::: Trecho do texto
Preto-Graúna


Quando cheguei à barbearia, o cidadão já tava lá, com uma toalha enrolada na cabeça, como um turbante. E algodão (acho que era algodão) cobrindo as sobrancelhas, como um Papai Noel de loja de subúrbio. Por menos curioso que eu fosse, não tinha como não observá-lo. Tava sentado na cadeira de barbeiro ao lado da minha. Portanto, a cara de um tava no espelho do outro.

Enquanto a toalha e o algodão faziam sua parte – que eu até então nem desconfiava quais eram –, a manicure lhe fazia as unhas. E o barbeiro, a barba.

Passados uns vinte a vinte e cinco minutos, a cabeleireira iniciou os procedimentos para desenrolar o turbante, com todo aquele ritual e solenidade que a ocasião exigia. Mais parecia uma oftalmologista retirando as ataduras do paciente recém-operado. E que ainda não sabia se tinha recuperado a visão. Tcham-tcham-tcham-tcham... Sucesso total!

E o meu vizinho de cadeira exibiu, rindo para o espelho, sua cabeleira e sobrancelhas mais pretas que as penas de uma graúna. Não me pareceu marinheiro de primeira viagem, aquela não era uma alegria deslumbrada. Era alegria renovada, periódica, com hora e dia marcados. (Se chegou à barbearia com uns 70 anos, deveria levantar daquela cadeira com, no máximo, uns 50. Assim pensava – e devia se sentir –, por certo).

Que a indústria de cosméticos sacaneia com os homens, não há a menor dúvida a respeito. Só pode ser de propósito. Mulher pinta o cabelo de qualquer cor e fica uma maravilha. A gente é capaz de jurar que a loura não é de farmácia e que a ruivinha puxou à tataravó escocesa.
::::::
§ Tarefa curta 1:
Liste os profissionais que, no texto da barbearia, atendem o homem sentado na cadeira ao lado, indicando o que cada um faz.
§ Tarefa curta 2:
Prossiga o texto da barbearia a partir da frase sobre a ruivinha e a tataravó escocesa.
O material não tem nenhum papel nesta atividade.
::: Material fornecido
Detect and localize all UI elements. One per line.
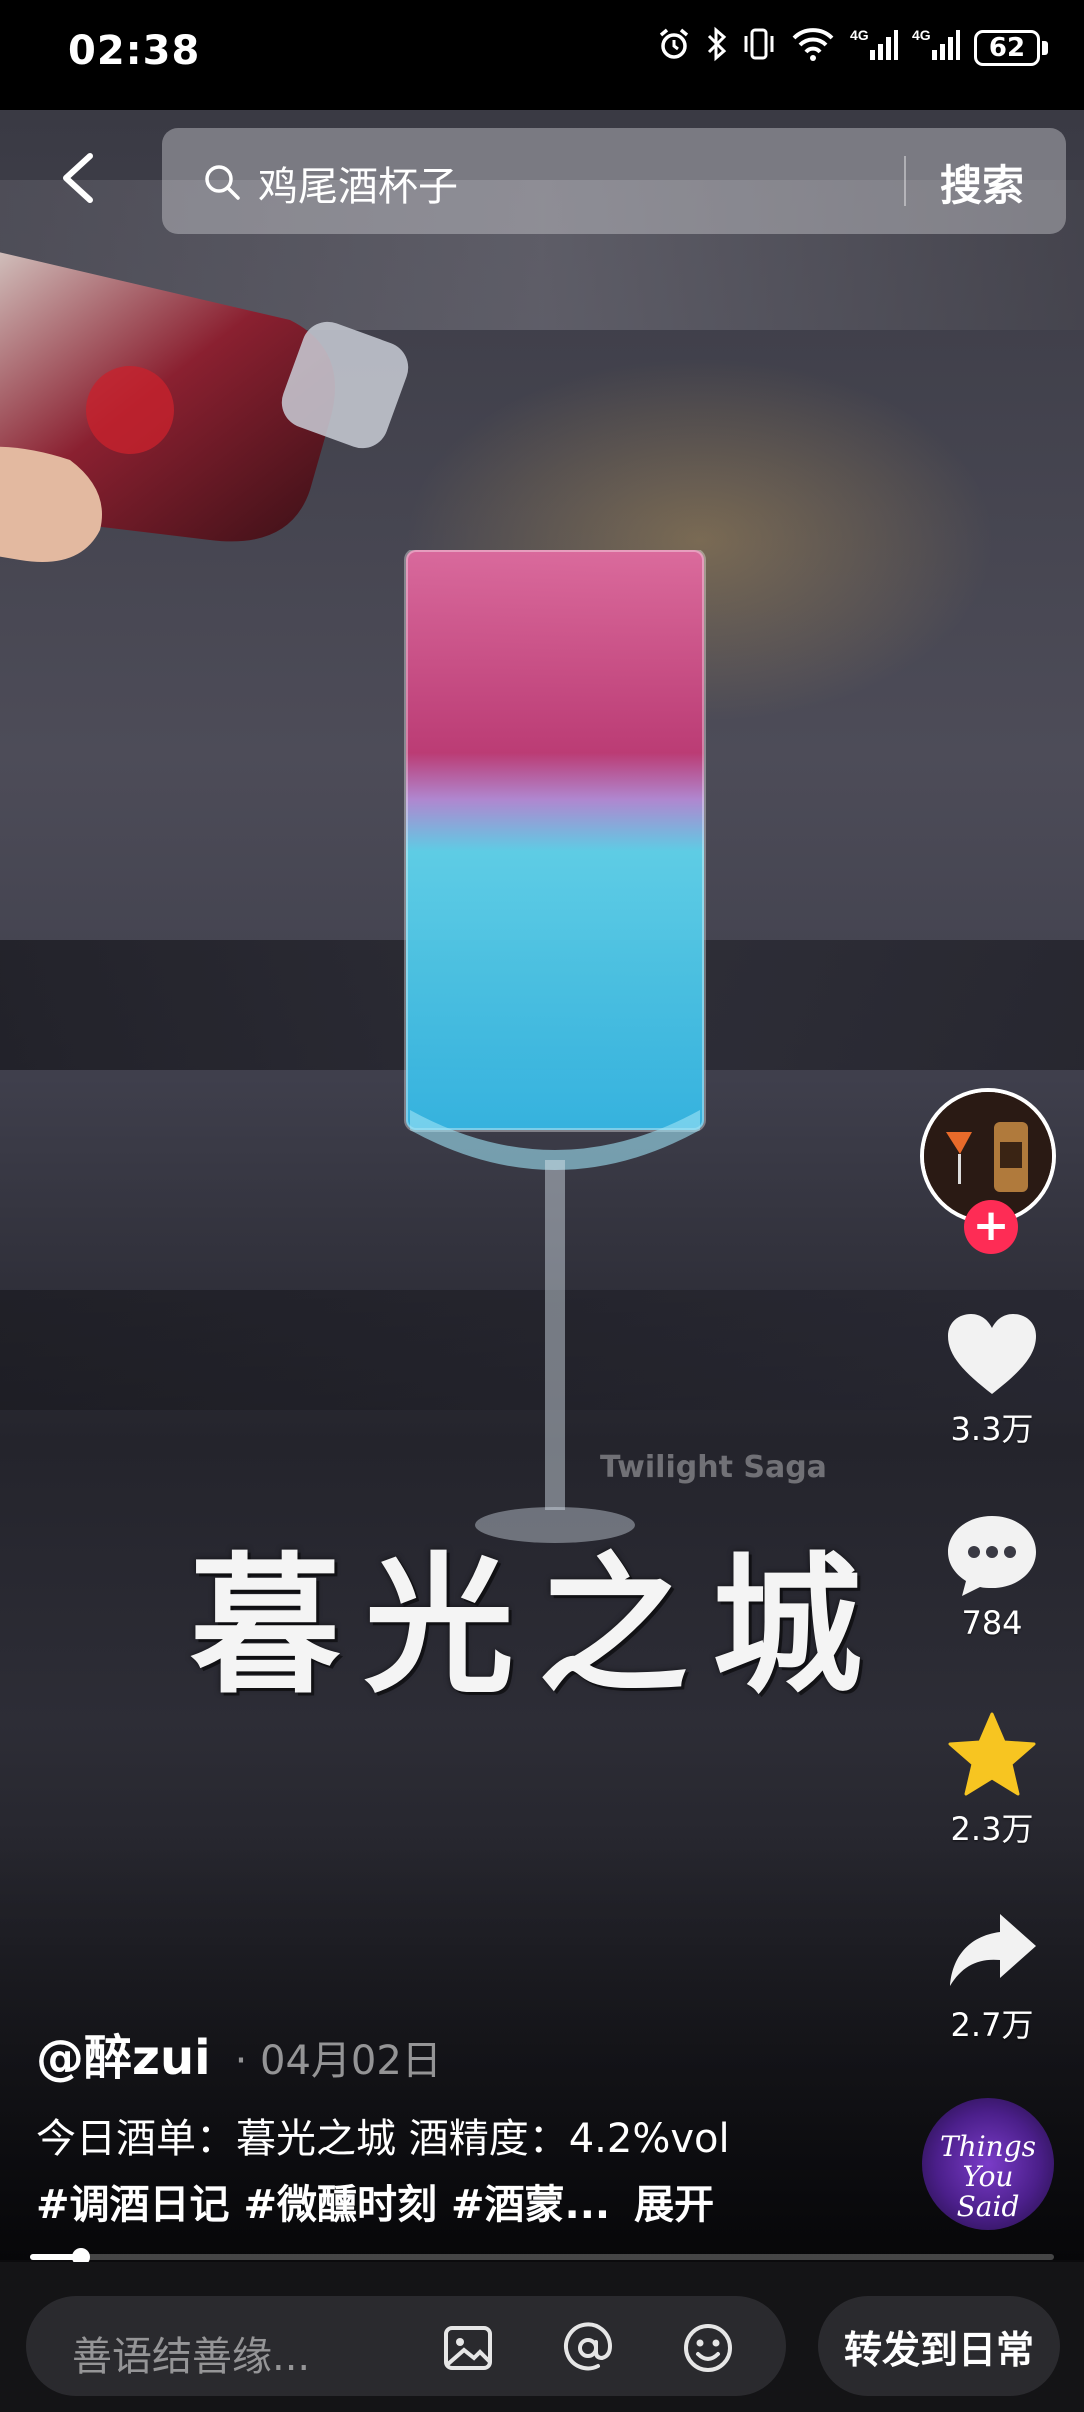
::::::
§ Resposta 1:
- Manicure: faz as unhas dele.
- Barbeiro: faz a barba dele.
- Cabeleireira: desenrola o turbante de toalha.

§ Resposta 2:
Homem, não. Pintou, dançou. Parece mais um outdoor ambulante. Preto graúna ou acaju (que, pra quem não sabe, é uma madeira de tom castanho-avermelhado). Custava nada a indústria fazer tintas com cores de cabelo de verdade? Preto, castanho, louro e ruivo? Mas não. Pra homem, são duas as tintas. Uma tem cor de pena de passarinho. E a outra, de pé-de-pau, também conhecida como cor de burro quando foge.

Com as perucas, então, a coisa é ainda mais séria. Para as mulheres, todas dão certo. Naturais e sintéticas, com mil penteados diferentes, longos ou curtos, lisos ou ondulados, com tranças ou cachos, pretas, louras ou ruivas.

Pra homem, peruca não tem a menor chance. E isso não tem nada a ver com a qualidade. O careca pode ter todo o dinheiro do mundo e mandar fazer a peruca mais cara do planeta. Quando sair de casa, sabe quem vai dizer qu’ele tá de peruca? Deus e o mundo. Apenas. Não tem jeito. Se tivesse, ninguém jamais teria percebido a peruquinha de Frank Sinatra. E dinheiro ali não faltava.

Acho que só uma pessoa não reconhece cabelo de homem pintado: o próprio, o sujeito do cabelo pintado. E de peruca, então... Só ele acha que tá abafando.

Tecnologia e ciência servem pra tudo. Menos para rejuvenescer e ressuscitar cabelo de homem. Tudo quanto é remédio que promete nascer cabelo é picaretagem. Os implantes até que melhoraram um pouco. Antigamente parecia plantação de coentro, agora parece mesmo plantação de cabelo.

Eu era intolerante paca com homem de cabelo pintado. Era. Não sou mais. Ao contrário. A partir de agora, sou solidário e até um tanto compadecido. O que não quer dizer que eu vá pintar o meu. Não. Não vou. Mas sempre vou lembrar a cara de felicidade do meu vizinho de barbearia, com suas sobrancelhas e seu cabelo preto-graúna.

Se o preço da felicidade é o ridículo, tem quem pague. O que não deixa de ser comovente.

Nota: esta crônica foi selecionada para integrar o livro Cronistas Pernambucanos, editado por Antônio Campos e Luiz Carlos Monteiro, a ser lançado em novembro na Fliporto, em Olinda.

Por Joca Souza Leão, publicitário e cronista
Publicado em seu Blog "Crônicas do Joca"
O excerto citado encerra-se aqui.